• [THE TASK]: Copy every record exactly, and keep the pictures out.

• [MATERIAL TO PROCESS]:
※

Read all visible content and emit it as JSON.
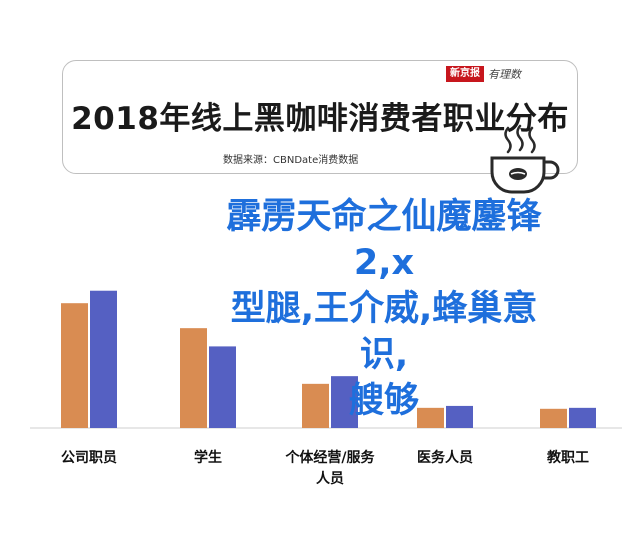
{
  "header": {
    "title": "2018年线上黑咖啡消费者职业分布",
    "source": "数据来源：CBNDate消费数据",
    "watermark_badge": "新京报",
    "watermark_text": "有理数"
  },
  "overlay": {
    "line1": "霹雳天命之仙魔鏖锋2,x",
    "line2": "型腿,王介威,蜂巢意识,",
    "line3": "艘够"
  },
  "chart_data": {
    "type": "bar",
    "title": "2018年线上黑咖啡消费者职业分布",
    "xlabel": "",
    "ylabel": "",
    "categories": [
      "公司职员",
      "学生",
      "个体经营/服务人员",
      "医务人员",
      "教职工"
    ],
    "category_lines": [
      [
        "公司职员"
      ],
      [
        "学生"
      ],
      [
        "个体经营/服务",
        "人员"
      ],
      [
        "医务人员"
      ],
      [
        "教职工"
      ]
    ],
    "series": [
      {
        "values": [
          130,
          104,
          46,
          21,
          20
        ],
        "color": "#d98c52"
      },
      {
        "values": [
          143,
          85,
          54,
          23,
          21
        ],
        "color": "#5560c2"
      }
    ],
    "ylim": [
      0,
      150
    ],
    "grid": false,
    "legend": "none"
  }
}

※

• [SOLUTION TO THE PROBLEM]:
Read all visible content and emit it as JSON.
{
  "header": {
    "title": "2018年线上黑咖啡消费者职业分布",
    "source": "数据来源：CBNDate消费数据",
    "watermark_badge": "新京报",
    "watermark_text": "有理数"
  },
  "overlay": {
    "line1": "霹雳天命之仙魔鏖锋2,x",
    "line2": "型腿,王介威,蜂巢意识,",
    "line3": "艘够"
  },
  "chart_data": {
    "type": "bar",
    "title": "2018年线上黑咖啡消费者职业分布",
    "xlabel": "",
    "ylabel": "",
    "categories": [
      "公司职员",
      "学生",
      "个体经营/服务人员",
      "医务人员",
      "教职工"
    ],
    "category_lines": [
      [
        "公司职员"
      ],
      [
        "学生"
      ],
      [
        "个体经营/服务",
        "人员"
      ],
      [
        "医务人员"
      ],
      [
        "教职工"
      ]
    ],
    "series": [
      {
        "values": [
          130,
          104,
          46,
          21,
          20
        ],
        "color": "#d98c52"
      },
      {
        "values": [
          143,
          85,
          54,
          23,
          21
        ],
        "color": "#5560c2"
      }
    ],
    "ylim": [
      0,
      150
    ],
    "grid": false,
    "legend": "none"
  }
}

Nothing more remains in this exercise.